* **SET EXERCISE**
Every line below that includes "yang" counts toward the total. Report that total alone.

* **RECORDS FOR PROCESSING**

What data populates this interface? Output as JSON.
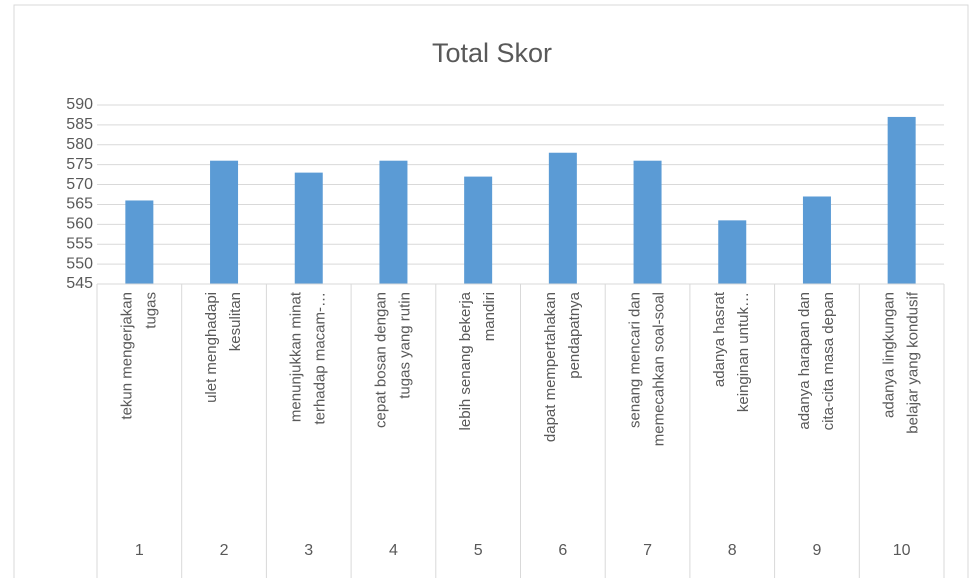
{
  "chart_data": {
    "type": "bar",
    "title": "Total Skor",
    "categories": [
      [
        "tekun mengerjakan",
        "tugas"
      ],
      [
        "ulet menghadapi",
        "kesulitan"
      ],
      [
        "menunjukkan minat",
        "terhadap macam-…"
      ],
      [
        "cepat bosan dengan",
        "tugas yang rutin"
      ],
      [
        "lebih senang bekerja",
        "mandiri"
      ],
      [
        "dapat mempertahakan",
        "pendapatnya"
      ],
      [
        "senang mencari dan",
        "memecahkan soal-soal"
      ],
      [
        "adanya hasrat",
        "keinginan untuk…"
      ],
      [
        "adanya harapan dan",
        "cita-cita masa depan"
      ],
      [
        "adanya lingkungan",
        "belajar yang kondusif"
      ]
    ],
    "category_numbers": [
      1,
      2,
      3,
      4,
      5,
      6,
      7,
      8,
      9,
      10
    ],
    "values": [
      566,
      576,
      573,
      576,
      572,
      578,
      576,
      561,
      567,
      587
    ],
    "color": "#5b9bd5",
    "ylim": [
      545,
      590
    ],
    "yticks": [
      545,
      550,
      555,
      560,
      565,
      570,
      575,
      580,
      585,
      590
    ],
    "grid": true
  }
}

--

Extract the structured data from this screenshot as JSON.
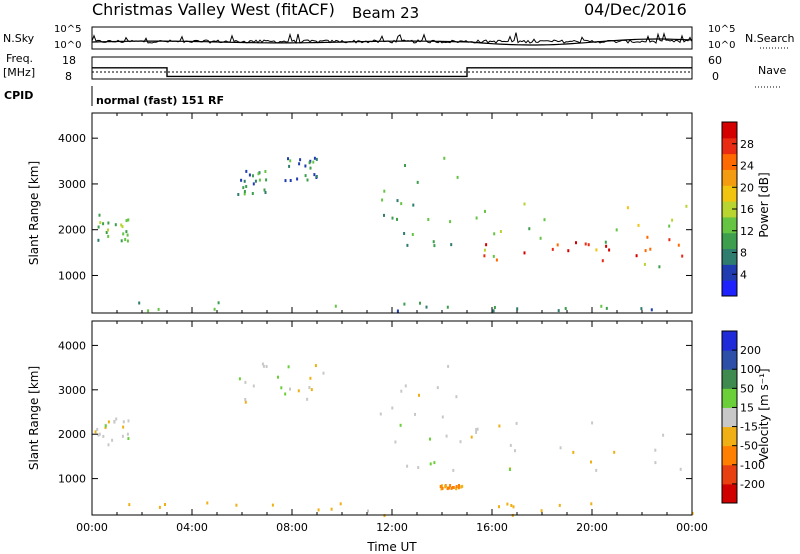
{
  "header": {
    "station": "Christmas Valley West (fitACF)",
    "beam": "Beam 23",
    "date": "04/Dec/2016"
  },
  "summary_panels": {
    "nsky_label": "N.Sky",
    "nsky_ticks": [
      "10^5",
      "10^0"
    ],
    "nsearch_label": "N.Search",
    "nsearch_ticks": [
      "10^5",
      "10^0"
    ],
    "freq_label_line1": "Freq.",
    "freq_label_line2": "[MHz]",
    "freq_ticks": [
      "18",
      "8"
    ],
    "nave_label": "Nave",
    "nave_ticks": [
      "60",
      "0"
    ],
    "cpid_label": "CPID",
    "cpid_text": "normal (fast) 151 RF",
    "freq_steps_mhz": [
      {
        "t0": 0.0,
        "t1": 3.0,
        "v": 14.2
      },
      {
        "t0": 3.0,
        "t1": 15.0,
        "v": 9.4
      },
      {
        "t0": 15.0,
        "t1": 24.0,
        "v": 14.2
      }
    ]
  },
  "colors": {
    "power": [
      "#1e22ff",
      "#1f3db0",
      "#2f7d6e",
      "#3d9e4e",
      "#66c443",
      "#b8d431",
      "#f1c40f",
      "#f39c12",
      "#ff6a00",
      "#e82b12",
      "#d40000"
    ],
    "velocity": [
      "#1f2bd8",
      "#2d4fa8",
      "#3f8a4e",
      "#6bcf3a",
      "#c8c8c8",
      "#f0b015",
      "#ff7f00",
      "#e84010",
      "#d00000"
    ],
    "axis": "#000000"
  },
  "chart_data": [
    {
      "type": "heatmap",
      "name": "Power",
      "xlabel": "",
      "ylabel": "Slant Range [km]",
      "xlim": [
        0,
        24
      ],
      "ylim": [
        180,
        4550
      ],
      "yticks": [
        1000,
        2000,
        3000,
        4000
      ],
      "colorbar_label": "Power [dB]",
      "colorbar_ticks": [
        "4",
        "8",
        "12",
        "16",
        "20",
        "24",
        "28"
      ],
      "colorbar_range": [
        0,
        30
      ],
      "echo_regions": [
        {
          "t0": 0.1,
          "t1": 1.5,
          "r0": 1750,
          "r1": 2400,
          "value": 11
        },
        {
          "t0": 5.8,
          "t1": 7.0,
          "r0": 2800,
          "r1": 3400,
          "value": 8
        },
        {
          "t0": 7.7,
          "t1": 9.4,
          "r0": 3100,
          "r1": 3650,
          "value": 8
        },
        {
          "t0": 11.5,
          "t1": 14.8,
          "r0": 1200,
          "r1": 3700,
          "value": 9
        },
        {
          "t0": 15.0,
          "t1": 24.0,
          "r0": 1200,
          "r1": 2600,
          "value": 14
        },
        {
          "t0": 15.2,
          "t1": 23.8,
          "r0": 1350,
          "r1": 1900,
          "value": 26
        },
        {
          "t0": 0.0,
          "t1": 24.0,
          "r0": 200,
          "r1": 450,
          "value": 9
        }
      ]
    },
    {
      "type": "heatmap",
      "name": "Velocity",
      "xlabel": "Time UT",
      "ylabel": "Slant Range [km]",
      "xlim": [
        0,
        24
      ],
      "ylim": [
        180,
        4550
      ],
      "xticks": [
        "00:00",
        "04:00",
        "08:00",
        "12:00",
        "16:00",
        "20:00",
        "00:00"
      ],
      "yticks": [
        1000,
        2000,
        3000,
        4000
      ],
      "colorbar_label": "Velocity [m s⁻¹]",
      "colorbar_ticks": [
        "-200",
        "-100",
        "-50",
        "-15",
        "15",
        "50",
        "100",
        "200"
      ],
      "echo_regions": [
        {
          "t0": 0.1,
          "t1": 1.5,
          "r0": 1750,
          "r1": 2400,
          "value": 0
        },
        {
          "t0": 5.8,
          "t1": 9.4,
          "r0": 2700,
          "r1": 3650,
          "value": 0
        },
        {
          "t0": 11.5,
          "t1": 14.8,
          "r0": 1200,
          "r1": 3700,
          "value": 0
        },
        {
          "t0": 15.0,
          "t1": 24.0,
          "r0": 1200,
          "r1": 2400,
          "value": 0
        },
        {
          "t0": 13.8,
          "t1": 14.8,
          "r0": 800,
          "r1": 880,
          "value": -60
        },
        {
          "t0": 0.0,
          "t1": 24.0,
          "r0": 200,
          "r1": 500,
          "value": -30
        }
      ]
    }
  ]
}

* **WRITTEN SOLUTION**
2